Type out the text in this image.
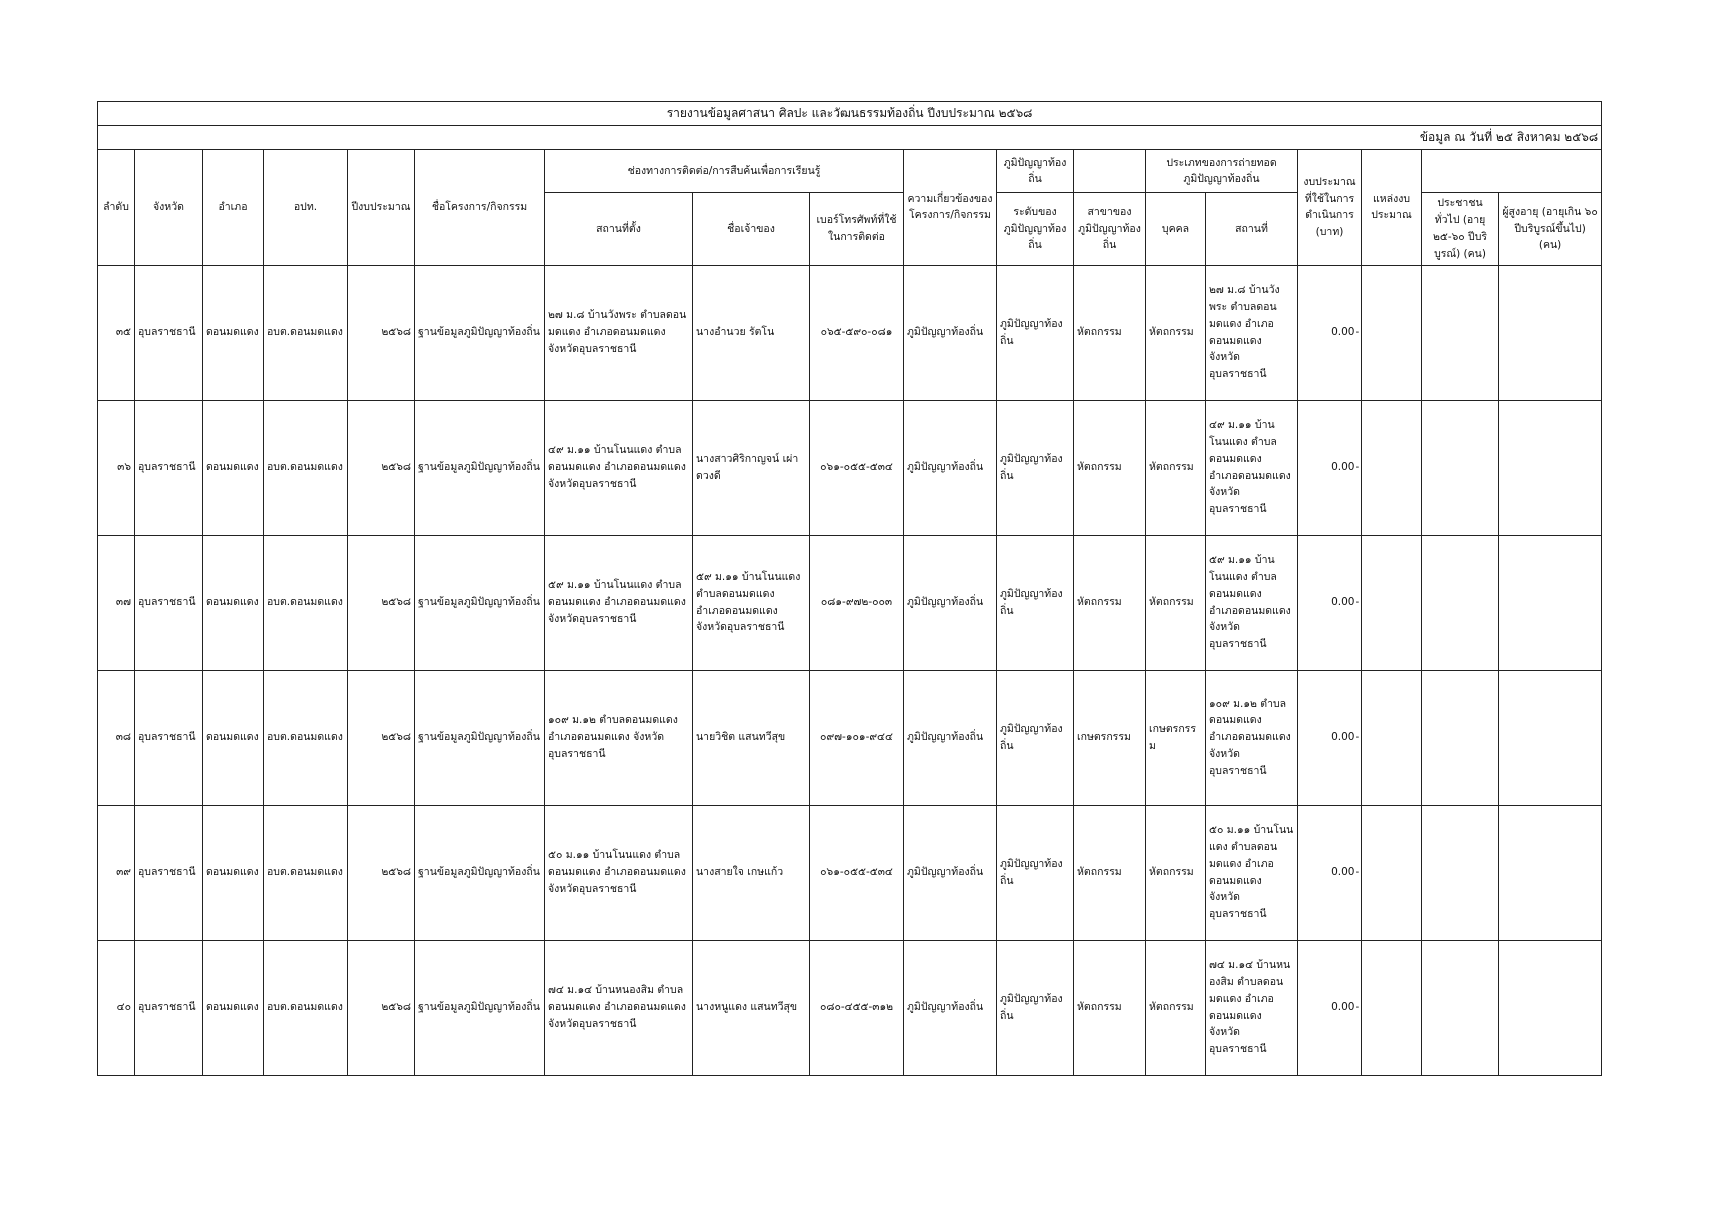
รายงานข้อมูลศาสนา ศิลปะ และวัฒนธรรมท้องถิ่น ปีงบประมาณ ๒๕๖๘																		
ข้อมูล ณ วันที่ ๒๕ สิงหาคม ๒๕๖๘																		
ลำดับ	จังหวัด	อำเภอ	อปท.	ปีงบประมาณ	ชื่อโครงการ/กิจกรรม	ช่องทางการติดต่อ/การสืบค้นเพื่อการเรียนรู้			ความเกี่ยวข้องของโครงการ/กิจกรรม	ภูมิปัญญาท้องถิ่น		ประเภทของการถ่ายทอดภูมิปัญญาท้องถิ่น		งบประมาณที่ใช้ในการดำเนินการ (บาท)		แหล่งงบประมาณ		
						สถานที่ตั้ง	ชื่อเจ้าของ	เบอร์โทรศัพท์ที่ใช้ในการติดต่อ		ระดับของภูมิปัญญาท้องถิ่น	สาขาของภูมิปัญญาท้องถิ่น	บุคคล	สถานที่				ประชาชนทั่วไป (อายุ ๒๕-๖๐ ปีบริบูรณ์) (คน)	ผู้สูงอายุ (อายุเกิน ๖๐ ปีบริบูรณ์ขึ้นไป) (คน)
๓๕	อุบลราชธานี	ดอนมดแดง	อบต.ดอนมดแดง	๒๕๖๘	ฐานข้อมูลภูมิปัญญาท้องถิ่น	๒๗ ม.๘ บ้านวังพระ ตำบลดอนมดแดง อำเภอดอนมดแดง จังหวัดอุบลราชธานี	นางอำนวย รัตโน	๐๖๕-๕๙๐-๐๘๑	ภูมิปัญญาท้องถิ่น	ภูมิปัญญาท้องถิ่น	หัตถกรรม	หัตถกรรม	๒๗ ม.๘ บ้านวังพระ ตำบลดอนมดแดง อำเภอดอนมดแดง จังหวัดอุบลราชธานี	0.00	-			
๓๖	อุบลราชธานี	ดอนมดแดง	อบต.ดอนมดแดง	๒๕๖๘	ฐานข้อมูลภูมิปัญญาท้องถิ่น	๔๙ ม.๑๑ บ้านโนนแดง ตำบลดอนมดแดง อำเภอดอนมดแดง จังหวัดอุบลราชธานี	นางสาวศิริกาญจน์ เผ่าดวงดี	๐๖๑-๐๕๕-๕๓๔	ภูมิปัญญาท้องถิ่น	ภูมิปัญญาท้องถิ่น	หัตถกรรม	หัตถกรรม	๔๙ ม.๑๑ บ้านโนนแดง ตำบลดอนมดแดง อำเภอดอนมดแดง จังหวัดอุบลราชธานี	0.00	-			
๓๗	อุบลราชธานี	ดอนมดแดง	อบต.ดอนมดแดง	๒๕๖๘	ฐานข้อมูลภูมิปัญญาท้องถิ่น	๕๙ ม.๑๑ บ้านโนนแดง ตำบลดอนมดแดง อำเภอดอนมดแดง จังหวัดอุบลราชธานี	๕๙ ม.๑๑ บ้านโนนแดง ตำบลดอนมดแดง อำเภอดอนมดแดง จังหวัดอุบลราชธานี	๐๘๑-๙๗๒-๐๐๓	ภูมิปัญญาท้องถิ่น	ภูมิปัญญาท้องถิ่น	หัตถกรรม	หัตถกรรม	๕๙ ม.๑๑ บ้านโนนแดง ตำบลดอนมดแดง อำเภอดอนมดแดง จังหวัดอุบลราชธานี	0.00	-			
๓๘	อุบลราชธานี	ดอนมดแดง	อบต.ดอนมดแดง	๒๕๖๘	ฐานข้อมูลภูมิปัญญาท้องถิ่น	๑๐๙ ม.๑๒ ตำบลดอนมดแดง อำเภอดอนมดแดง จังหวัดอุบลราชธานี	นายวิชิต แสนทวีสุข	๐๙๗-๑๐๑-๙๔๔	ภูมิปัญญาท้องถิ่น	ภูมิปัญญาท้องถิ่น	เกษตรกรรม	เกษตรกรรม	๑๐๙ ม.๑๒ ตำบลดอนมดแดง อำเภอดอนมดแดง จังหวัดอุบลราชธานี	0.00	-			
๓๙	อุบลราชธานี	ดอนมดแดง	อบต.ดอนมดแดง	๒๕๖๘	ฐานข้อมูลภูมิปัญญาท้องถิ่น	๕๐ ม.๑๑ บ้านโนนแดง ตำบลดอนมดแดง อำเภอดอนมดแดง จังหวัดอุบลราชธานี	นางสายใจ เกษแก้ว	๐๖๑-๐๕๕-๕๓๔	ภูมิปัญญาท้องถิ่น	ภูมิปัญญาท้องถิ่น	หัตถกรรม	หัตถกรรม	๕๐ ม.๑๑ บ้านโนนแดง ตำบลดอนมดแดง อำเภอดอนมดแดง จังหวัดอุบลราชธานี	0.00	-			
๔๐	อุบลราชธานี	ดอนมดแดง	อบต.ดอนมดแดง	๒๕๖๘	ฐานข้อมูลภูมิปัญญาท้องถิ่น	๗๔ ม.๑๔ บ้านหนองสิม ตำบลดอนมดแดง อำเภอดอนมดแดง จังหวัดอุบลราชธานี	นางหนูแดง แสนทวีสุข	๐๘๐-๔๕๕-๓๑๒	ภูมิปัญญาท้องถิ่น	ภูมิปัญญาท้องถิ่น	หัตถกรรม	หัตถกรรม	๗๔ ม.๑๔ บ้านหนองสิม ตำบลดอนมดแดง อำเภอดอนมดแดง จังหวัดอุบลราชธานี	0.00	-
--- --- ---
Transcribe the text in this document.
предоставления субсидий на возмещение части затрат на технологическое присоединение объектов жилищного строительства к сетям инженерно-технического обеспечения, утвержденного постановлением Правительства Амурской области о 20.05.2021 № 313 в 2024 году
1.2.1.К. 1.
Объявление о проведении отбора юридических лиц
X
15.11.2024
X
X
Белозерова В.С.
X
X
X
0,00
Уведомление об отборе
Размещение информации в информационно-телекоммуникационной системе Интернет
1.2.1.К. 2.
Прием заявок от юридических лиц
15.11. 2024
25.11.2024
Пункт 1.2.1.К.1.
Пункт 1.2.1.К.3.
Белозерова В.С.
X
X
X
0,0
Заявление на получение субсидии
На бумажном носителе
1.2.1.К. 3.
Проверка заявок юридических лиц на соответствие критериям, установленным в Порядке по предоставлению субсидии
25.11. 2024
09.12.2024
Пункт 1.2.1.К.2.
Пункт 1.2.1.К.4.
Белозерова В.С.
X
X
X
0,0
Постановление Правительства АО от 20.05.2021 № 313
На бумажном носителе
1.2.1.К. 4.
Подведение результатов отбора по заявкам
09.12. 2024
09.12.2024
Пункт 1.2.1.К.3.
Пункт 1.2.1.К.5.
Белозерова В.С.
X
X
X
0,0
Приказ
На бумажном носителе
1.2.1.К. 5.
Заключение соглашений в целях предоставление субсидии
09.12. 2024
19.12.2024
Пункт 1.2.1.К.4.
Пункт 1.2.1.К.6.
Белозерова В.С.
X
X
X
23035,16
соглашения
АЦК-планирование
--- --- ---
# What is being asked
Read the entries and show each line that mentions "юридических".

# Finished answer
Объявление о проведении отбора юридических лиц
Прием заявок от юридических лиц
Проверка заявок юридических лиц на соответствие критериям, установленным в Порядке по предоставлению субсидии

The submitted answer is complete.